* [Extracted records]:
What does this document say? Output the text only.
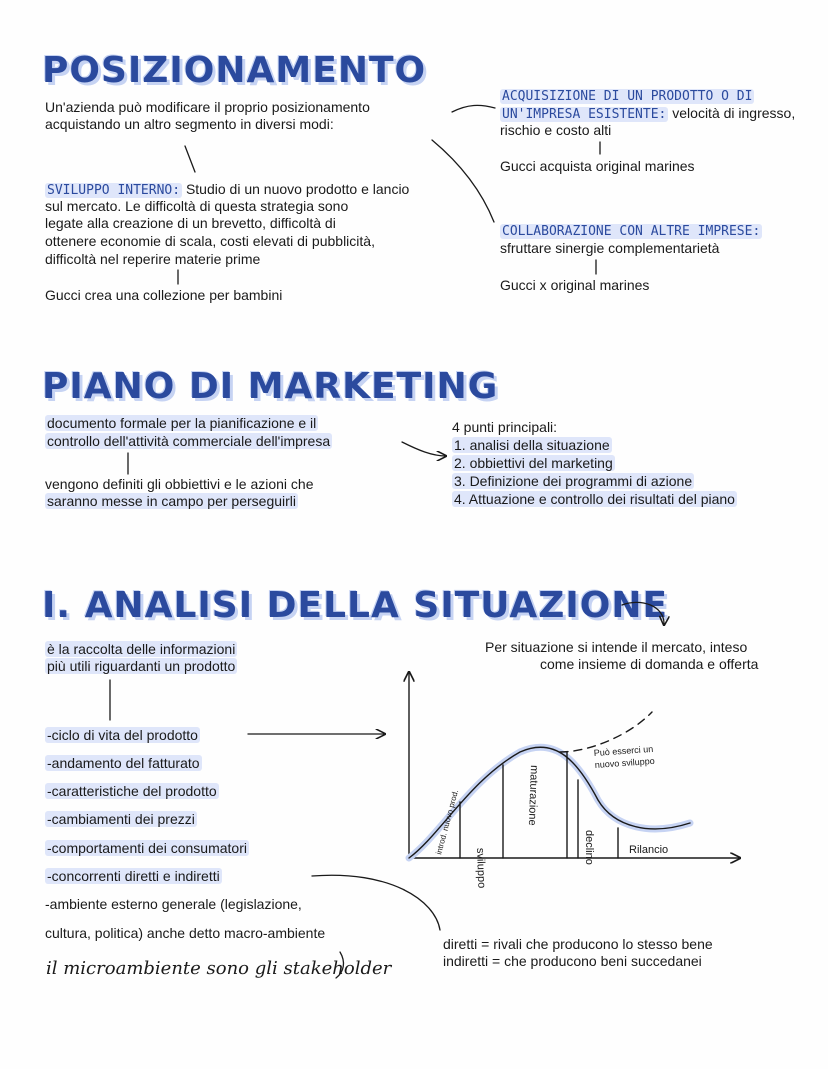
POSIZIONAMENTO
Un'azienda può modificare il proprio posizionamento
acquistando un altro segmento in diversi modi:
SVILUPPO INTERNO: Studio di un nuovo prodotto e lancio
sul mercato. Le difficoltà di questa strategia sono
legate alla creazione di un brevetto, difficoltà di
ottenere economie di scala, costi elevati di pubblicità,
difficoltà nel reperire materie prime
Gucci crea una collezione per bambini
ACQUISIZIONE DI UN PRODOTTO O DI
UN'IMPRESA ESISTENTE: velocità di ingresso,
rischio e costo alti
Gucci acquista original marines
COLLABORAZIONE CON ALTRE IMPRESE:
sfruttare sinergie complementarietà
Gucci x original marines
PIANO DI MARKETING
documento formale per la pianificazione e il
controllo dell'attività commerciale dell'impresa
vengono definiti gli obbiettivi e le azioni che
saranno messe in campo per perseguirli
4 punti principali:
1. analisi della situazione
2. obbiettivi del marketing
3. Definizione dei programmi di azione
4. Attuazione e controllo dei risultati del piano
I. ANALISI DELLA SITUAZIONE
è la raccolta delle informazioni
più utili riguardanti un prodotto
Per situazione si intende il mercato, inteso
come insieme di domanda e offerta
-ciclo di vita del prodotto
-andamento del fatturato
-caratteristiche del prodotto
-cambiamenti dei prezzi
-comportamenti dei consumatori
-concorrenti diretti e indiretti
-ambiente esterno generale (legislazione,
cultura, politica) anche detto macro-ambiente
il microambiente sono gli stakeholder
diretti = rivali che producono lo stesso bene
indiretti = che producono beni succedanei
introd. nuovo prod.
sviluppo
maturazione
declino	Rilancio
Può esserci un
nuovo sviluppo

* [Your objective]: Count every line in the data that contains the word "indiretti", then give that count and nothing else.

* [Expected answer]: 2